Aim of the exercise: Gather every line below where "totale" appears.

** start of Material shown **

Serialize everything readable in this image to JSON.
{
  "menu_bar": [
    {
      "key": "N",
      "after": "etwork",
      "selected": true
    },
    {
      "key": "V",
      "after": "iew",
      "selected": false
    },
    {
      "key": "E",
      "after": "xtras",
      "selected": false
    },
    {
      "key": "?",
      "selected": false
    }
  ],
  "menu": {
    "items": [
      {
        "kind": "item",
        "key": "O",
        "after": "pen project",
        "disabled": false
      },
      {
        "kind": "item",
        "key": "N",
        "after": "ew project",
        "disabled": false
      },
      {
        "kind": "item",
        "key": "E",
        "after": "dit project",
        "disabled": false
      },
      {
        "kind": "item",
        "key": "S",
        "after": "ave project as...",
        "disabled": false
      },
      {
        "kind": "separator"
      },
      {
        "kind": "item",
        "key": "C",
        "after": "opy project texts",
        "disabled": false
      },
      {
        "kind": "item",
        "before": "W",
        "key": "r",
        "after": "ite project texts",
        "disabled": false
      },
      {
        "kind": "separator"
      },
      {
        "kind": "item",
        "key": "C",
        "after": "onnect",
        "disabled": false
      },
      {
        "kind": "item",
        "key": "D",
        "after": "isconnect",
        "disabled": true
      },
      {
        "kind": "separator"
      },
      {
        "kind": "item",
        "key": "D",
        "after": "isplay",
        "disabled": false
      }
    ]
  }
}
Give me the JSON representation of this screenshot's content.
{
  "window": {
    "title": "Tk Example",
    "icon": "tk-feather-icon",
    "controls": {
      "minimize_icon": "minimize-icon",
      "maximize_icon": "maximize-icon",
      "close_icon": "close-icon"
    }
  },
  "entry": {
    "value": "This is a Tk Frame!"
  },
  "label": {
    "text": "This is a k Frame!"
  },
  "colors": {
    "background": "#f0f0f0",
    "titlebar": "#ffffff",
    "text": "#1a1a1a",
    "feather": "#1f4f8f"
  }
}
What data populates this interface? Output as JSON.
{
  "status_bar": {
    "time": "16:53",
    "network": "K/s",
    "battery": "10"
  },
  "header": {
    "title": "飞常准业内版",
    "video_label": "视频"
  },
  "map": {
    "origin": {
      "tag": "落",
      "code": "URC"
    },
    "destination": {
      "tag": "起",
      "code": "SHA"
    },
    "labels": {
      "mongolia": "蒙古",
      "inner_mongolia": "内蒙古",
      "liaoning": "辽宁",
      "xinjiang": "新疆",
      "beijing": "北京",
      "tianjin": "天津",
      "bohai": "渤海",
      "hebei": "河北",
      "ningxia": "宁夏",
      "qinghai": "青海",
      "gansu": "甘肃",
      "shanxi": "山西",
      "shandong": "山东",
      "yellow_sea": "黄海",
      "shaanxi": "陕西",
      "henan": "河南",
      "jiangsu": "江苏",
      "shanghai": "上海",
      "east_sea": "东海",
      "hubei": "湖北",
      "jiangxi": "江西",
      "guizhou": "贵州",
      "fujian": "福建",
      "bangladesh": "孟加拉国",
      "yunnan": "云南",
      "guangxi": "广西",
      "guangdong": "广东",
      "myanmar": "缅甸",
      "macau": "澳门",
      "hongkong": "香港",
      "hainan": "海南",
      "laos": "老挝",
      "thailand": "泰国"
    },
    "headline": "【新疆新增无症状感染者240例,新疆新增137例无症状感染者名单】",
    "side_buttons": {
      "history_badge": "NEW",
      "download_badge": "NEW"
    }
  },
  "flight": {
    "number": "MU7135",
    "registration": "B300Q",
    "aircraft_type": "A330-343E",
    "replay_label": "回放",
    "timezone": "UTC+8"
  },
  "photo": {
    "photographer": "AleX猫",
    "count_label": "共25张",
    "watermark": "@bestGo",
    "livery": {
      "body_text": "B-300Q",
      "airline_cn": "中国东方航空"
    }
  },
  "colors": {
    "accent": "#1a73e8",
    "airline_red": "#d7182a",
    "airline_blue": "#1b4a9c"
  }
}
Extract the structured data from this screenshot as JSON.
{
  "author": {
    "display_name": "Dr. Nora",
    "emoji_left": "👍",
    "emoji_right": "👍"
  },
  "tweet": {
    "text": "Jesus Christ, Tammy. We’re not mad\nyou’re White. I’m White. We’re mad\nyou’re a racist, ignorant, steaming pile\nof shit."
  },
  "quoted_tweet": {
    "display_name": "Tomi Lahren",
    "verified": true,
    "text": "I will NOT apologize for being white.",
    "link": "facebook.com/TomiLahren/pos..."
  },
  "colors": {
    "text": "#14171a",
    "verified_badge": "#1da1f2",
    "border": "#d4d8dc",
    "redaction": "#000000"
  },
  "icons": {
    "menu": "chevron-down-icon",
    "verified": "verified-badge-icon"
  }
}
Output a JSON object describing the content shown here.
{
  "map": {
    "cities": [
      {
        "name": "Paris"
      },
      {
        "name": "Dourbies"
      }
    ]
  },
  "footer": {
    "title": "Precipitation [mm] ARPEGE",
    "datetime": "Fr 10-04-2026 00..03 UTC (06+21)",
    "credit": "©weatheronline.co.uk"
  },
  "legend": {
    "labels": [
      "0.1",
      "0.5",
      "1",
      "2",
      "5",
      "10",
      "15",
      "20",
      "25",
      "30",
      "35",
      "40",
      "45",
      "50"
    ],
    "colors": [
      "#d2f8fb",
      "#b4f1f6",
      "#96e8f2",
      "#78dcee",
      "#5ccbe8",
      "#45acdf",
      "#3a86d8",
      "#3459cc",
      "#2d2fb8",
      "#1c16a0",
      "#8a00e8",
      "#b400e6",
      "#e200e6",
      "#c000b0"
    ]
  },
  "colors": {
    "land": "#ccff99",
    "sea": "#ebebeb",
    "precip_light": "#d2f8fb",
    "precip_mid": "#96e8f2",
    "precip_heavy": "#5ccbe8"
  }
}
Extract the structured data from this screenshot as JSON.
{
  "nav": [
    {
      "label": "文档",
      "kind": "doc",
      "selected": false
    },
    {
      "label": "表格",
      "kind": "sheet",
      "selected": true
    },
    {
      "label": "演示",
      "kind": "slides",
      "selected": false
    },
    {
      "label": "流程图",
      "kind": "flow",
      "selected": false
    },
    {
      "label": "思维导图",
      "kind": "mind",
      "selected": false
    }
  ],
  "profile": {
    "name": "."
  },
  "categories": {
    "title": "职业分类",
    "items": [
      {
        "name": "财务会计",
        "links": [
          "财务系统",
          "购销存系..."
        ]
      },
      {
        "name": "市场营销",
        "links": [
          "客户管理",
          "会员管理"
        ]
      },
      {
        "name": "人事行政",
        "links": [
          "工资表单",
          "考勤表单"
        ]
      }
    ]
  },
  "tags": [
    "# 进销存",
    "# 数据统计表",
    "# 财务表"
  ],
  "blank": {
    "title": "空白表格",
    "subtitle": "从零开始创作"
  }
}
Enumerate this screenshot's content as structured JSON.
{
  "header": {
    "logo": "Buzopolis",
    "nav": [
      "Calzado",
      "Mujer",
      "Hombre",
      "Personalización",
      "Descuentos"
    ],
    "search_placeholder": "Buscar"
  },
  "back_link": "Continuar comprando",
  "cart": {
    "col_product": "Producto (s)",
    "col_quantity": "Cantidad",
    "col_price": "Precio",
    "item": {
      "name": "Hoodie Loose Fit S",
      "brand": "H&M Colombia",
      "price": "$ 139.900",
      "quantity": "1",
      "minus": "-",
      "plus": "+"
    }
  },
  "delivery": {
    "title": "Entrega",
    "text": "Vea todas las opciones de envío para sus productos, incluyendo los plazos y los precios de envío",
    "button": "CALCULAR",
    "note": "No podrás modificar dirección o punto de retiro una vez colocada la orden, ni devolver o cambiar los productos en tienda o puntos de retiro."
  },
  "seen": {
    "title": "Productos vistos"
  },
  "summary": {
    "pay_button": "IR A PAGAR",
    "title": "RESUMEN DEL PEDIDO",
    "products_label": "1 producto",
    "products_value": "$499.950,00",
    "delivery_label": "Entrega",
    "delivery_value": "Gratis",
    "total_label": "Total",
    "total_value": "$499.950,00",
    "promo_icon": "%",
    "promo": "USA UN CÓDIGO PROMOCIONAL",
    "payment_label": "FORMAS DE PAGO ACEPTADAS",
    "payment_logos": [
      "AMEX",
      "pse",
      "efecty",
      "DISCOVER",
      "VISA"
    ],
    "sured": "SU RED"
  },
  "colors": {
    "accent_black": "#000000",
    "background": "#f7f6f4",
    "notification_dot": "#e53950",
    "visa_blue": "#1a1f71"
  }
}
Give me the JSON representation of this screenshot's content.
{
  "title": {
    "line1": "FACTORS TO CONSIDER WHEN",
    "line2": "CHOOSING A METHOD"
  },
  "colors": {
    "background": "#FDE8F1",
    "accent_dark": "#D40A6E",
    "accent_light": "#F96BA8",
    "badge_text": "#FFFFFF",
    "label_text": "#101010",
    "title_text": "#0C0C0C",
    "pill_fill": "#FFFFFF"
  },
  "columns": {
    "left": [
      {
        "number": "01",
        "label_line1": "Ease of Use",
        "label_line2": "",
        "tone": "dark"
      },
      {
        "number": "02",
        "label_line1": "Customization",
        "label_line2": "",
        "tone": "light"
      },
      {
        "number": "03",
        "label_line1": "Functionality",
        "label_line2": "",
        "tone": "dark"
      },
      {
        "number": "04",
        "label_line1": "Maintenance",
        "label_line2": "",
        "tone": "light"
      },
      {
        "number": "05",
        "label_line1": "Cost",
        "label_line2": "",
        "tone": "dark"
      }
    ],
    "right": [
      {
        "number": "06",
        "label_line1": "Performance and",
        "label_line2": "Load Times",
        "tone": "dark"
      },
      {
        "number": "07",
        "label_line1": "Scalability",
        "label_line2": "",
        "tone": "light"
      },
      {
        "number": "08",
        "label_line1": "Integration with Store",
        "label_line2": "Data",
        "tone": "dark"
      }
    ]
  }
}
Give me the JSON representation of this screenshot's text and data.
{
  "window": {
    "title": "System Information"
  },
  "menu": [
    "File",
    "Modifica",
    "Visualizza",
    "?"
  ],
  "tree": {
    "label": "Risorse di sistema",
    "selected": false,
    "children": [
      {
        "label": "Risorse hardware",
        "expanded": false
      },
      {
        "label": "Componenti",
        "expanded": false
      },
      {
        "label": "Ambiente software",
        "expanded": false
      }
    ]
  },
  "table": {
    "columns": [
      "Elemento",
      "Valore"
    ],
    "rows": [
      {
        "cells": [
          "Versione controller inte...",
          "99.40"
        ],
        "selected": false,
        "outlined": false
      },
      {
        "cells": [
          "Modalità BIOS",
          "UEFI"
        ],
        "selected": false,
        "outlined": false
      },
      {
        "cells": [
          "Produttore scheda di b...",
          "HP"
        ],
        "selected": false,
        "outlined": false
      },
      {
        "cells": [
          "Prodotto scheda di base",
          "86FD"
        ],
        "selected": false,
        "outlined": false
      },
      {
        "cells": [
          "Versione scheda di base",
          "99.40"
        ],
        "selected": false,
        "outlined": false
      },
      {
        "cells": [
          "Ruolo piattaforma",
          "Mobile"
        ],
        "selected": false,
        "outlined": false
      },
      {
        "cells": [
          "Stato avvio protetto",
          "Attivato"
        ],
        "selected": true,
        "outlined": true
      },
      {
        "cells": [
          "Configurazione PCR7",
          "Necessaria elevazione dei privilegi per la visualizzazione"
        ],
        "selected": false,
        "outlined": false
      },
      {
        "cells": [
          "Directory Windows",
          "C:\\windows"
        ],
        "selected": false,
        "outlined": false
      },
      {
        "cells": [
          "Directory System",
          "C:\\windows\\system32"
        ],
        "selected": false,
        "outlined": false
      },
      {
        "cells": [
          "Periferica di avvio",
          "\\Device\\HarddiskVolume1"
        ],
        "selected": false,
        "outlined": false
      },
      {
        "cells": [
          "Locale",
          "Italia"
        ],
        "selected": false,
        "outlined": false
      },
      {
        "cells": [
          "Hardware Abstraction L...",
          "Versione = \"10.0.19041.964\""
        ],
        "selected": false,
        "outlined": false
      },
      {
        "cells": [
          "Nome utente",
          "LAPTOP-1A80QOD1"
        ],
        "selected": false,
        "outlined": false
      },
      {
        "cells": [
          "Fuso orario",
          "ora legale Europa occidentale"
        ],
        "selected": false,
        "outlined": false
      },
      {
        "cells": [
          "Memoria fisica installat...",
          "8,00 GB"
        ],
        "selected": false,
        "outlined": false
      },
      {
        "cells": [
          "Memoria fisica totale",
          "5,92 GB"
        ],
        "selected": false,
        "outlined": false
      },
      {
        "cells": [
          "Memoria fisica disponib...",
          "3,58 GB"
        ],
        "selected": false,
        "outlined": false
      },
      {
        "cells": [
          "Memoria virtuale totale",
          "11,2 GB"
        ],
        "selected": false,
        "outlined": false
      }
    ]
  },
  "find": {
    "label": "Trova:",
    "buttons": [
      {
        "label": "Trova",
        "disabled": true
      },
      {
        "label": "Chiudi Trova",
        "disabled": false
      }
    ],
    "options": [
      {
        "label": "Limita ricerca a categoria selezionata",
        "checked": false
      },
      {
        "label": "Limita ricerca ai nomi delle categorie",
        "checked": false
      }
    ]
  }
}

** end of Material shown **

Expected answer:
          "Memoria fisica totale",
          "Memoria virtuale totale",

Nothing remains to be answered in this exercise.